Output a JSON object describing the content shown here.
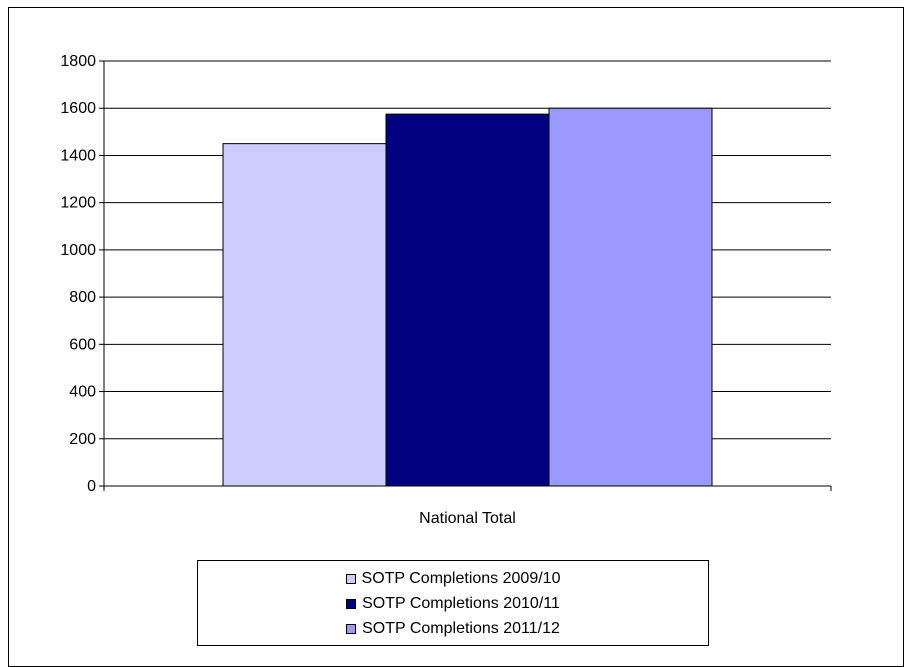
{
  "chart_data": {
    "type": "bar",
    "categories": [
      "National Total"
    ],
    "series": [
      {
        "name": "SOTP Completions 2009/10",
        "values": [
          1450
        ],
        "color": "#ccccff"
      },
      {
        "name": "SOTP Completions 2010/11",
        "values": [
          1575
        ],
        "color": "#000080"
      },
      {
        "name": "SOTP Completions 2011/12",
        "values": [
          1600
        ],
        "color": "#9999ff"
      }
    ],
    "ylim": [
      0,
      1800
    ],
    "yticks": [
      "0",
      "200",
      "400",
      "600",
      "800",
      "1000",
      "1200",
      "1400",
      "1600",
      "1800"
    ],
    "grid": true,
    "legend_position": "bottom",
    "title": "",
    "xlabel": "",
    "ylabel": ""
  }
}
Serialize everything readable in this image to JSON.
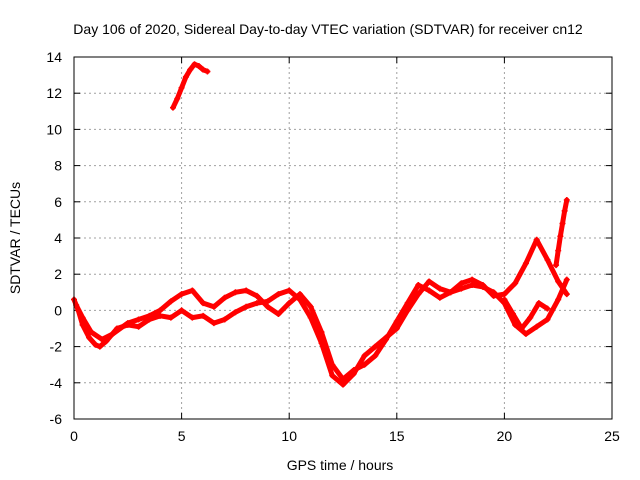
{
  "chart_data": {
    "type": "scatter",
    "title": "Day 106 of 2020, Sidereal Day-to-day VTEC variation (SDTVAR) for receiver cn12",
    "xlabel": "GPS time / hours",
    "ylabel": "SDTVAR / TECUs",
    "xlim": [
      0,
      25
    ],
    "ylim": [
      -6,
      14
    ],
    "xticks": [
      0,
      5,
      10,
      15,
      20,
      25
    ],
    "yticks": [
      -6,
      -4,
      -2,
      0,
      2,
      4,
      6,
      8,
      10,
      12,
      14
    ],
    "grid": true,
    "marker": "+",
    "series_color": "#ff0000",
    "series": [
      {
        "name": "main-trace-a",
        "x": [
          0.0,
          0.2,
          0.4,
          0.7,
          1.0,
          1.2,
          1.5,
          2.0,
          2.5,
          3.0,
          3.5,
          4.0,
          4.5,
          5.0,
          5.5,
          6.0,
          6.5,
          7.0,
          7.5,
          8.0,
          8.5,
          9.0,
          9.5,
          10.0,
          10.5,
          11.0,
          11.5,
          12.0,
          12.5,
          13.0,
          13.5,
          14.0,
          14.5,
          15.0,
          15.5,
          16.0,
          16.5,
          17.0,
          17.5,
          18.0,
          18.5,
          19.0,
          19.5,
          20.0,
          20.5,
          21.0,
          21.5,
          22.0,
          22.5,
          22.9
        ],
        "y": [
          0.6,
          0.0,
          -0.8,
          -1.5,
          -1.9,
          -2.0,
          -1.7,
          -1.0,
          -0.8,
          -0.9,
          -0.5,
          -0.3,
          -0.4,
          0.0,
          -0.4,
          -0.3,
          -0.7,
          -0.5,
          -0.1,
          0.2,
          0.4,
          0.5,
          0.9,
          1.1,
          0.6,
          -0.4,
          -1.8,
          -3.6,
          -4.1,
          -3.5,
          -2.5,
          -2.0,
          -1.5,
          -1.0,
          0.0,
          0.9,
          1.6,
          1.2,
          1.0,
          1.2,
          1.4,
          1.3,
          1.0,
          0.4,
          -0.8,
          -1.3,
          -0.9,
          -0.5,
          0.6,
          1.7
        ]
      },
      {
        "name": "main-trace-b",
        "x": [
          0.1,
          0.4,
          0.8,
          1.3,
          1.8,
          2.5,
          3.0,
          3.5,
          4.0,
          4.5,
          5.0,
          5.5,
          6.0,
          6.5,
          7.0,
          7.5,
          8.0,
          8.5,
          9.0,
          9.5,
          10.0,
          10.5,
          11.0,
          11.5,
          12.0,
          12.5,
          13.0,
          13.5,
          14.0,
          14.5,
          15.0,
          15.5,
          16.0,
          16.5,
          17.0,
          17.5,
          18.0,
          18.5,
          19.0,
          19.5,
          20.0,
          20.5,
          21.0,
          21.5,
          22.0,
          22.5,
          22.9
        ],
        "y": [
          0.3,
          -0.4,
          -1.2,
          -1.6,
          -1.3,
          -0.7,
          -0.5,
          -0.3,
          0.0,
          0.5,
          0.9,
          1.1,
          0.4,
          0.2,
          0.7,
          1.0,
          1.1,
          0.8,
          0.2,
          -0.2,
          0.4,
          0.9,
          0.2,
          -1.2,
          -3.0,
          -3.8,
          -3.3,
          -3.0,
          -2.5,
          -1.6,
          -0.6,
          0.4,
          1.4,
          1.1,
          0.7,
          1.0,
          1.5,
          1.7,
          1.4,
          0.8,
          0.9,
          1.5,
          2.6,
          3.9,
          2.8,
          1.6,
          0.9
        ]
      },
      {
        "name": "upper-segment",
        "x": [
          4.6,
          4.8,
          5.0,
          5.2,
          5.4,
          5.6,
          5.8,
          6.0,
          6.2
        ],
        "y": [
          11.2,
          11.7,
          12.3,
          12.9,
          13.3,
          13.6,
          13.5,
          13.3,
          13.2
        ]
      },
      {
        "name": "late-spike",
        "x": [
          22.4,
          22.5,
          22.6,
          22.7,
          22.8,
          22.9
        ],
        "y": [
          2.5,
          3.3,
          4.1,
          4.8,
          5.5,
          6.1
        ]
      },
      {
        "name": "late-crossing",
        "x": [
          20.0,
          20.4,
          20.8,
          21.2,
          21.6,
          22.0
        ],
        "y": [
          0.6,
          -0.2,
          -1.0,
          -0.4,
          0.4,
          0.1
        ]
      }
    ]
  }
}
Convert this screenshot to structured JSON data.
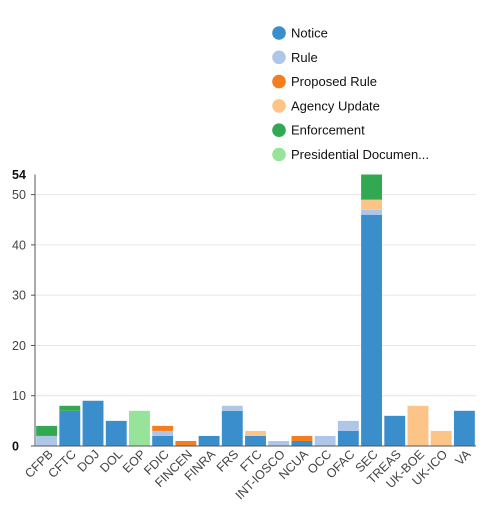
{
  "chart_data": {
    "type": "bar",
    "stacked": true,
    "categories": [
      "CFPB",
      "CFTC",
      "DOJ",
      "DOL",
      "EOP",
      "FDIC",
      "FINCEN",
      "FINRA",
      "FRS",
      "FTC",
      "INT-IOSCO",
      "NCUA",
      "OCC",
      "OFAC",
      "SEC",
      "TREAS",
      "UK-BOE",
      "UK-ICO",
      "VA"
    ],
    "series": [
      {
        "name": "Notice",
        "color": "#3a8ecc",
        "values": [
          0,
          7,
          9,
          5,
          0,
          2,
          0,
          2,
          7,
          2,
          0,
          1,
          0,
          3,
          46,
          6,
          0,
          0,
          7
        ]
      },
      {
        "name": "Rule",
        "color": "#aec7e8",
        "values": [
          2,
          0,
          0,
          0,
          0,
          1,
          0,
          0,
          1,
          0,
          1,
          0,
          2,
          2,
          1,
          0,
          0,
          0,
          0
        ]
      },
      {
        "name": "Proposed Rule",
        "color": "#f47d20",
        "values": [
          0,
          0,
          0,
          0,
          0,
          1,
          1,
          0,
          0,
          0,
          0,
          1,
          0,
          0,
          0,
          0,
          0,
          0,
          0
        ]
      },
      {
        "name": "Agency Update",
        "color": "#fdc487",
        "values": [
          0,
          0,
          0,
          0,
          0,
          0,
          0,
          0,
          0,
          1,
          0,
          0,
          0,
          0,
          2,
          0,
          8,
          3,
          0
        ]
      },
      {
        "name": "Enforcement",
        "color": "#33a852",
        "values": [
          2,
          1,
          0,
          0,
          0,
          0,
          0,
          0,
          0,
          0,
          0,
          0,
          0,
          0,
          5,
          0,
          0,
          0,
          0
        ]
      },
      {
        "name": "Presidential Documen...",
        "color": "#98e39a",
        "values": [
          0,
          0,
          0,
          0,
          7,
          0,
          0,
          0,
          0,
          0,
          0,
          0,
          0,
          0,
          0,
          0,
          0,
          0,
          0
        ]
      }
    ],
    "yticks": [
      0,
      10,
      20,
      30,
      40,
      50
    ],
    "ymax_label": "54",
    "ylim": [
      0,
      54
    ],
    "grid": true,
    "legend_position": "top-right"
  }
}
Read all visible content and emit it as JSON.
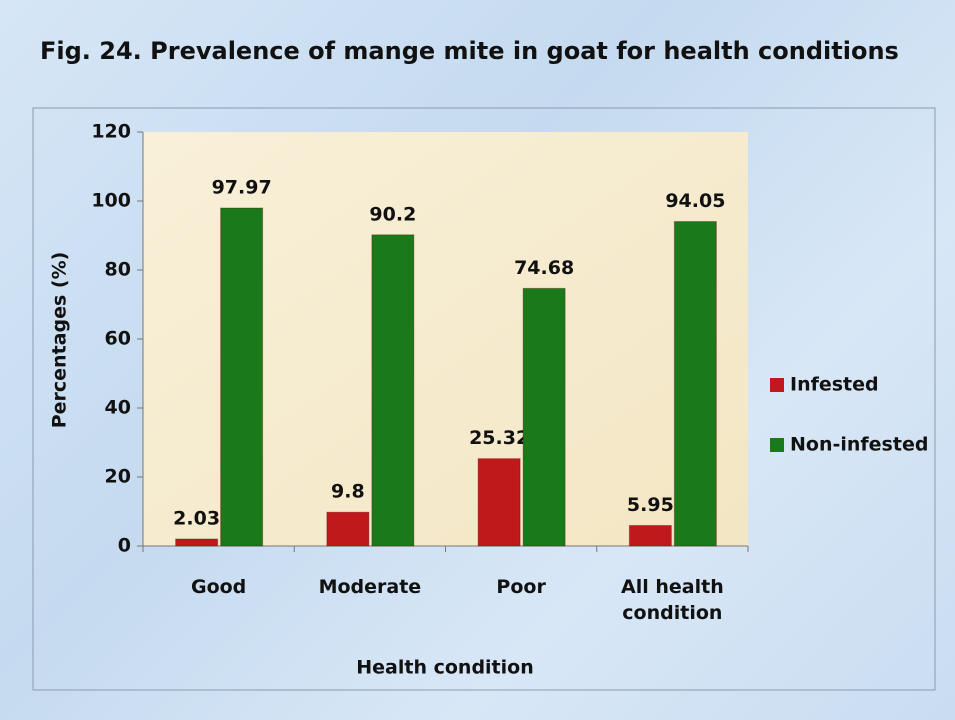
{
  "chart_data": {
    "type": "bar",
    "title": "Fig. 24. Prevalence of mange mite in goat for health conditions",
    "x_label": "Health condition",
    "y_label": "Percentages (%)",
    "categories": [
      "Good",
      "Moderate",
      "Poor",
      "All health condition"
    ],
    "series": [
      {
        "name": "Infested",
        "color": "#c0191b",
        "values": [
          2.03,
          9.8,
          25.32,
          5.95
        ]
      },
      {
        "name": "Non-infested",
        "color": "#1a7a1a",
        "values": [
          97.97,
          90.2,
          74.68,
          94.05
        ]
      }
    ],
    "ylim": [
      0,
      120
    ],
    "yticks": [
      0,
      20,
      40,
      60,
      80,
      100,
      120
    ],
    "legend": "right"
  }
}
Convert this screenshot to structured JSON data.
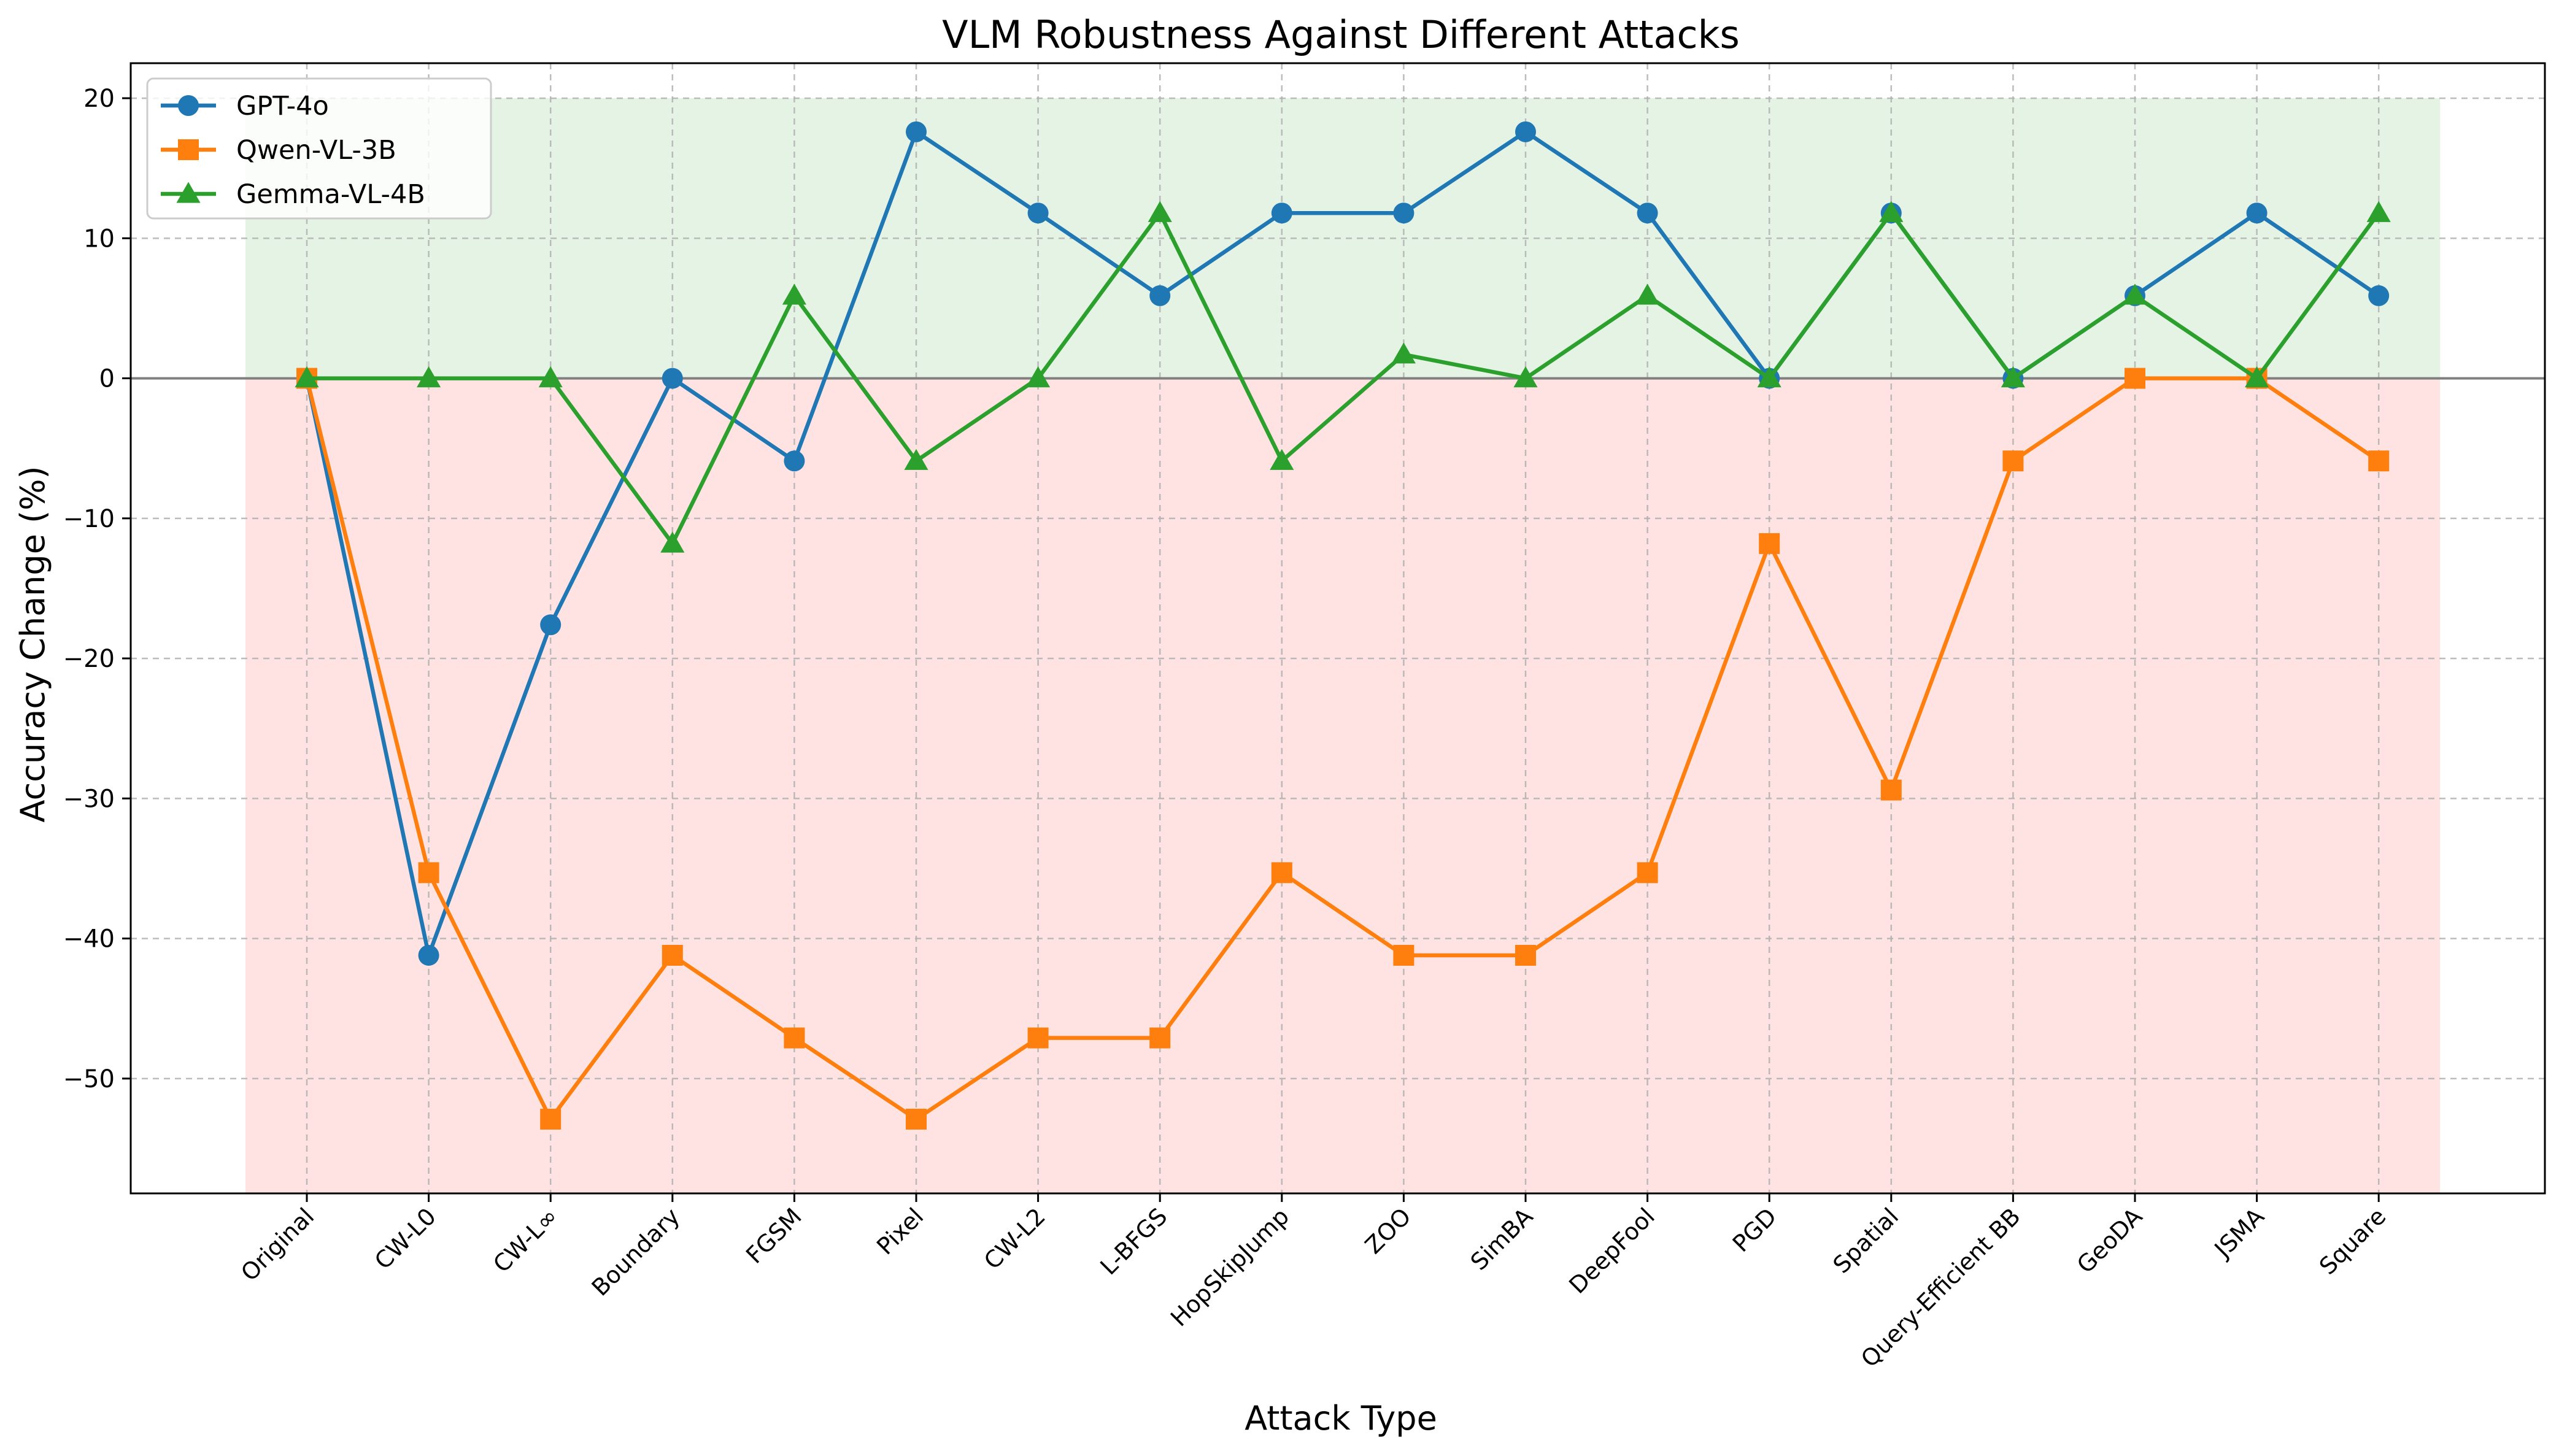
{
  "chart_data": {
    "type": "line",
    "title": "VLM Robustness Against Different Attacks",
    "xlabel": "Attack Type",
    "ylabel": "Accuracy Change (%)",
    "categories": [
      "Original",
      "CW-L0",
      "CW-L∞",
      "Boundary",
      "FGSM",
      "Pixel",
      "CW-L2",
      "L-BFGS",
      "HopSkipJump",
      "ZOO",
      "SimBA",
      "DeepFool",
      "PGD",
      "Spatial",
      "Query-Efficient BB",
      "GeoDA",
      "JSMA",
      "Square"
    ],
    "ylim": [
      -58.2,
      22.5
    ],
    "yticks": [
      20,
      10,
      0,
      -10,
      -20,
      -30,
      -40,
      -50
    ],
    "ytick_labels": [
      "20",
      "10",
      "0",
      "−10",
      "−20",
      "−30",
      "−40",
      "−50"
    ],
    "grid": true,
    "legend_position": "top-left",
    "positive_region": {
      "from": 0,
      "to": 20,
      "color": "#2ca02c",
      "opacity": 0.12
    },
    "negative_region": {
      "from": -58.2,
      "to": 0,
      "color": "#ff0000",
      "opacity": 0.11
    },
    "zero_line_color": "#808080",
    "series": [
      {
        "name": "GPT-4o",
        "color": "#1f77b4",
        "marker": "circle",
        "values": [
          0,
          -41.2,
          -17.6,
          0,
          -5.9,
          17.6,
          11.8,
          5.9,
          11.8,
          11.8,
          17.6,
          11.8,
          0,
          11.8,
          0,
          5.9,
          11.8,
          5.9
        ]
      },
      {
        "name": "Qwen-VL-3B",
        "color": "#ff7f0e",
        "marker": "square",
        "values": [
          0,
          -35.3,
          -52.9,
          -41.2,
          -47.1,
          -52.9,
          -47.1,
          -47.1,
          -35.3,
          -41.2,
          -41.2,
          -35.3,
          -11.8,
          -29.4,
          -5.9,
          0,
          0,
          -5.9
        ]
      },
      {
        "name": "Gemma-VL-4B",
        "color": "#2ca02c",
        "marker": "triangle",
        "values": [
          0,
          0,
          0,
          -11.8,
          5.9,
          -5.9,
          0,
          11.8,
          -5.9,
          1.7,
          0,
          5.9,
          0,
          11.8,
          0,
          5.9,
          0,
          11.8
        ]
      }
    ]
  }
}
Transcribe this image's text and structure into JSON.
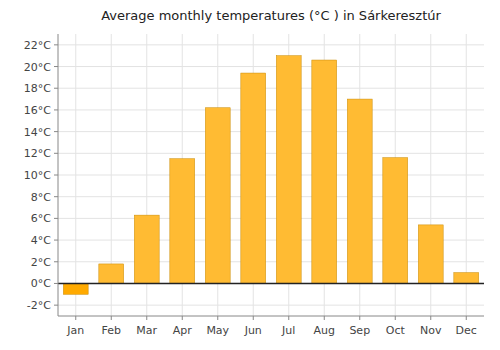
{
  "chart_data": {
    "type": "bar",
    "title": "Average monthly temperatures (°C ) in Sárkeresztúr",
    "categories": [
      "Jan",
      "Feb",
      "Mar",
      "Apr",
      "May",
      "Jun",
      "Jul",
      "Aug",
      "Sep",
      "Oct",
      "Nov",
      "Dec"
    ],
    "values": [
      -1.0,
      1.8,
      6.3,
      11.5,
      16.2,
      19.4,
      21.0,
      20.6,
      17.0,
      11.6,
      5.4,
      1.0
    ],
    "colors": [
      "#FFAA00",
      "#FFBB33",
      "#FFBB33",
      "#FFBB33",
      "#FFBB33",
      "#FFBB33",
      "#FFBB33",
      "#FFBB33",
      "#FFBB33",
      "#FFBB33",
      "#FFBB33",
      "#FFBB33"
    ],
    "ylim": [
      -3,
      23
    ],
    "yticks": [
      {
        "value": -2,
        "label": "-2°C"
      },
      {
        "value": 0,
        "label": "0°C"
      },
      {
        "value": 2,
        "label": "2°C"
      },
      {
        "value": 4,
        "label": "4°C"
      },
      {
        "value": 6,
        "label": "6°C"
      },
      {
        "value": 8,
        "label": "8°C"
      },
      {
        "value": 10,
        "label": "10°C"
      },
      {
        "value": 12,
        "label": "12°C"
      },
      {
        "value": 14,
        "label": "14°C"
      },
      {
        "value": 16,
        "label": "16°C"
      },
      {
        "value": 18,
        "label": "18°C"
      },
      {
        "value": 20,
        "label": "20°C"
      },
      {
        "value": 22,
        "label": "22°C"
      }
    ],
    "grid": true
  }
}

> _REQUIREMENT_:
Work out how many lines above contain the word "right". Give only the number.

> _OUTPUT OF THE EXERCISE_:
2